ФРАГМЕНТ ТЕКСТА
- - -

Усилие нужно, когда тебе изменяют силы. Именно в такое мгновение все рассеивается — вплоть до правдоподобия мира. В конце концов надо было все увидеть безжизненными глазами, стать Богом, иначе нам никогда не изведать, что значит гибнуть, что значит ничего не знать. Ницше долго продержался на вершине. Когда пришло время уступить, когда он понял, что все приготовления к жертвоприношению завершились, ему не оставалось ничего другого, как радостно сказать: Я есмь Дионис и т. д.
К чему примешивается любопытство: было ли ницшевское понимание “жертвоприношения” неглубоким? ханжеским? каким-то еще?
Все случилось в божественном смятении! Единственно “невинность”, слепая воля спасают нас от “проектов”, заблуждений, к коим ведет скаредный глаз различения.
Находясь под впечатлением известного видения вечного возвращения, Ницше, уступая силе чувств, и смеялся, и трепетал. Он слишком много плакал: это были слезы ликования. Идя через лес, вдоль озера Сильваплана, он остановился “у могучего, пирамидально нагроможденного блока камней, недалеко от Сурлея”. Воображаю себе, что я тоже бреду к этому озеру, и у меня наворачиваются слезы. Не то чтобы я нашел в идее вечного возвращения какую-то малость, которая могла бы взволновать и меня. Самым очевидным образом в этом открытии, которое должно бы выбить у нас почву из-под ног — в глазах Ницше единственно перевоплотившийся человек смог бы преодолеть ужас этого открытия, — является то, что оно вовсе не затрагивает воли. Объектом его видения, заставившим его и смеяться, и трепетать, было не возвращение (даже не время), но то, что обнажило возвращение, — невозможная глубина всего на свете. И глубина эта, как бы до нее ни добираться, остается все время той же самой, поскольку она и есть ночь — узрев ее, нельзя не сгинуть (извести себя до белого каления, потерять в экстазе, в пылу).
Остаюсь безразличным, стараясь воспринять разумное содержание ницшевского видения и через него понять, как оно его терзало, вместо того чтобы заметить об этом понятии времени, которое ставило под сомнение всю жизнь, вплоть до последней крохи ее смысла, что оно-то и лишило его всякой устойчивости и заставило жить так, чтобы видеть то, что видят при гибели (как он увидел это впервые в тот день, когда понял, что Бог был мертв, что он сам Его убил). При желании я мог бы вписать время в гипотезу круговращения, но это ничего не изменит: всякая гипотеза о времени выматывает душу, имеет смысл только как средство доступа к неизвестности. И уж совсем неудивительно, что по ходу экстаза, как и в науке, возникает иллюзия знания и обладания (облачаю, насколько возможно, неизвестность известностью).
Смех сквозь слезы. — Умерщвление Бога — это жертвоприношение, которое, заставляя трепетать, вызывает у меня смех, ибо в этом действе я гибну точно так же, как жертва (тогда как жертвоприношение Человека несло спасение). В самом деле, вместе с Богом, вместе со мной гибнет нечистая совесть устроителей жертвоприношения, от жертвы уклонявшихся (смятение пугливой, но настырной души, уверившейся, дело ясное, в вечном спасении, кричащей, что она-де недостойна).

- - -

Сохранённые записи
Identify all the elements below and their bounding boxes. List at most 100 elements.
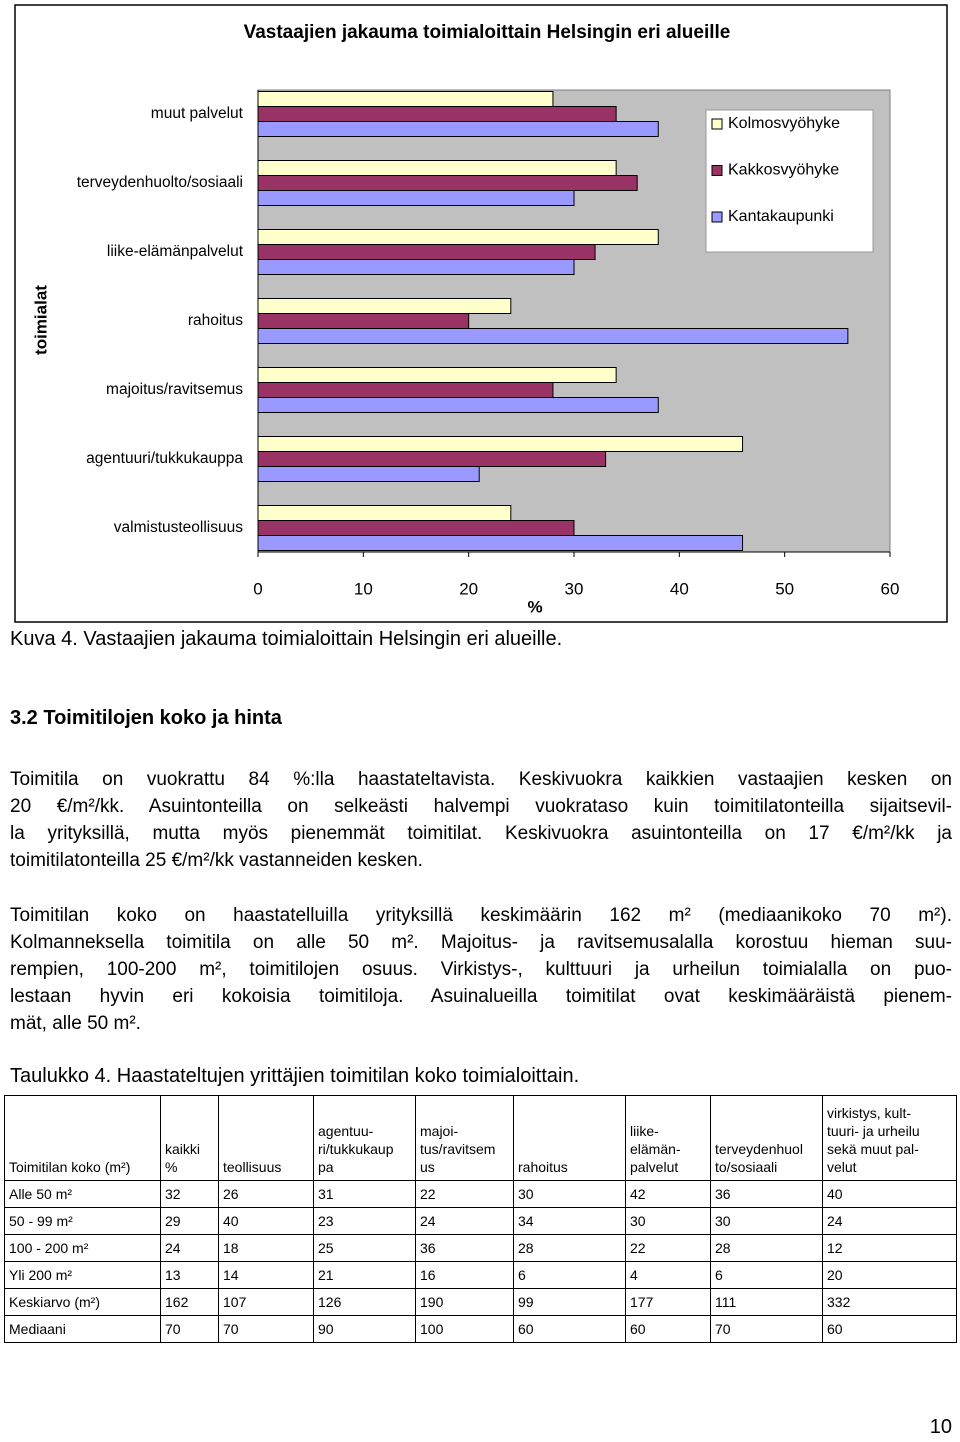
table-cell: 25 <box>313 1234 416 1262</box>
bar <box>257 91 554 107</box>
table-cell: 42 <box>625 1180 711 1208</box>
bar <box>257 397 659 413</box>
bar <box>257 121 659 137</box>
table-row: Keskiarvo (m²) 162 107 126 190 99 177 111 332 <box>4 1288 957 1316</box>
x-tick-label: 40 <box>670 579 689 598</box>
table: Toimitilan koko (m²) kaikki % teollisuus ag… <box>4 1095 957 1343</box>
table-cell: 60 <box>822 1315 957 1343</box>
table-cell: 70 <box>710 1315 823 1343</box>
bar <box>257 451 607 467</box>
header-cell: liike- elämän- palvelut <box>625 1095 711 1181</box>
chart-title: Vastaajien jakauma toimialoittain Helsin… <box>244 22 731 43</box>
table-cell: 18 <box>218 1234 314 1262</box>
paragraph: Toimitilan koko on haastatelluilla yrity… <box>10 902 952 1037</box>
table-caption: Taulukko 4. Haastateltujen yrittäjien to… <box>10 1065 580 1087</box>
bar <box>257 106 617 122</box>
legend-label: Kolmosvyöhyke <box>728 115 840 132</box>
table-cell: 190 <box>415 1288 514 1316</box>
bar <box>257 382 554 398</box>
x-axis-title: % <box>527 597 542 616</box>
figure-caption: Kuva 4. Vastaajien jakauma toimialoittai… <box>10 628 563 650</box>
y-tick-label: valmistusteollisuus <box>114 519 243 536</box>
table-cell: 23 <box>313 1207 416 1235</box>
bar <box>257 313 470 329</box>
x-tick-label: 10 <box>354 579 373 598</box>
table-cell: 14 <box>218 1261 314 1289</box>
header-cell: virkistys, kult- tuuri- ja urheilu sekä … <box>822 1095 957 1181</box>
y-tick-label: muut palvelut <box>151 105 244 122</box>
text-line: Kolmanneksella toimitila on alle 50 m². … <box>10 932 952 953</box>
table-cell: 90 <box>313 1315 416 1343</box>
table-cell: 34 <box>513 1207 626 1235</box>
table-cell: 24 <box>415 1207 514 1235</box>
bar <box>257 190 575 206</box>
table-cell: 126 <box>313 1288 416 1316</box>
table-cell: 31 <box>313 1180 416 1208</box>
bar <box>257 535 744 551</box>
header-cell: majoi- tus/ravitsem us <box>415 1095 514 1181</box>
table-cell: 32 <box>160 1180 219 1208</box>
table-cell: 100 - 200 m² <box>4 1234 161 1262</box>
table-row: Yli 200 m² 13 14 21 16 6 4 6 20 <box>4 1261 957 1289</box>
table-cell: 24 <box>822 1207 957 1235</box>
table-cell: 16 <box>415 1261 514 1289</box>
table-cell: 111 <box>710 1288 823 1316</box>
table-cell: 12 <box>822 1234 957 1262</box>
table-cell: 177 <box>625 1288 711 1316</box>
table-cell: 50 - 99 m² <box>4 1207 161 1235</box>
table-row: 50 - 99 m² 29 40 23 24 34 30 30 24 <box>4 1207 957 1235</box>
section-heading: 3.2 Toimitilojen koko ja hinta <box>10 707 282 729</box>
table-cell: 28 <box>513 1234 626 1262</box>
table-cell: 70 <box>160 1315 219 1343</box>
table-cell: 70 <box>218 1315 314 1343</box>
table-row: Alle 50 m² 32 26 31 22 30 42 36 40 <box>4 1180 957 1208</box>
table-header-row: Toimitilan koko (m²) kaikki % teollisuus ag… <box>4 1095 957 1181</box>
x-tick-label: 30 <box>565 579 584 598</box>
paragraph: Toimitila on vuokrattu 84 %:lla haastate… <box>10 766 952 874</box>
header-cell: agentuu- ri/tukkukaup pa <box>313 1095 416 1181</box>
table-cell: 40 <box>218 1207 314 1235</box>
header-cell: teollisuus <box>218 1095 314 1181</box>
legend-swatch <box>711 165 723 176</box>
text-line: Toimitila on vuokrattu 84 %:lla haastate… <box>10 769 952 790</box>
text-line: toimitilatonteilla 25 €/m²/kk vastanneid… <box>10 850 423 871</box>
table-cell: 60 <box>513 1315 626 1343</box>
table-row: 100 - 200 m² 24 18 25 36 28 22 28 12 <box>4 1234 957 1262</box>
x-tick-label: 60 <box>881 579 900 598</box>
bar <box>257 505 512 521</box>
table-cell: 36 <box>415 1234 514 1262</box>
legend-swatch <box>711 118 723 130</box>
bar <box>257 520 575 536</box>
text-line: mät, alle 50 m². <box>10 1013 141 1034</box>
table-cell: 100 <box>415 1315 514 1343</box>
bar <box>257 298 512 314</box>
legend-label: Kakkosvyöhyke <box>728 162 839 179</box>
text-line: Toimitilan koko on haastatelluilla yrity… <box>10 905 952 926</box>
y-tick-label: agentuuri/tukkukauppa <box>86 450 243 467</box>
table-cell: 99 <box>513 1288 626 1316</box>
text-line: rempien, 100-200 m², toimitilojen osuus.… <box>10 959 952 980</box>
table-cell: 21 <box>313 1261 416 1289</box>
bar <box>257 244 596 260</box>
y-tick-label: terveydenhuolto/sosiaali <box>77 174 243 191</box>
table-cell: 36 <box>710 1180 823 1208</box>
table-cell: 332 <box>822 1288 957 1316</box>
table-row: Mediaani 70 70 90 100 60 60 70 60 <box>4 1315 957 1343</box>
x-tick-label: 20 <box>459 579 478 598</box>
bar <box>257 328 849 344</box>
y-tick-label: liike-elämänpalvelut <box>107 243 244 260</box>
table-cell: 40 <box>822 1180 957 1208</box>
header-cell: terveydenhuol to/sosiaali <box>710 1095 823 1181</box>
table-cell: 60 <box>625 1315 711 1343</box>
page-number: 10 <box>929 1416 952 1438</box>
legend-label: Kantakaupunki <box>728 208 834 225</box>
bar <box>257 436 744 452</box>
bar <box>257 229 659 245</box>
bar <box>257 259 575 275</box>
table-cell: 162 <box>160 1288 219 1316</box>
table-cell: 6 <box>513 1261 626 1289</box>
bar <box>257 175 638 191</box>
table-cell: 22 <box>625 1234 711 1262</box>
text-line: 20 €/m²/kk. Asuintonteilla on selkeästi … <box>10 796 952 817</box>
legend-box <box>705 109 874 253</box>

- - -

ЗАДАНИЕ
Перечислите все слова и выражения, которые во фрагменте о Ницше заключены в кавычки. Материал не имеет никакого отношения к фрагменту о Ницше.

ОТВЕТ
1. “жертвоприношения”
2. “невинность”
3. “проектов”
4. “у могучего, пирамидально нагроможденного блока камней, недалеко от Сурлея”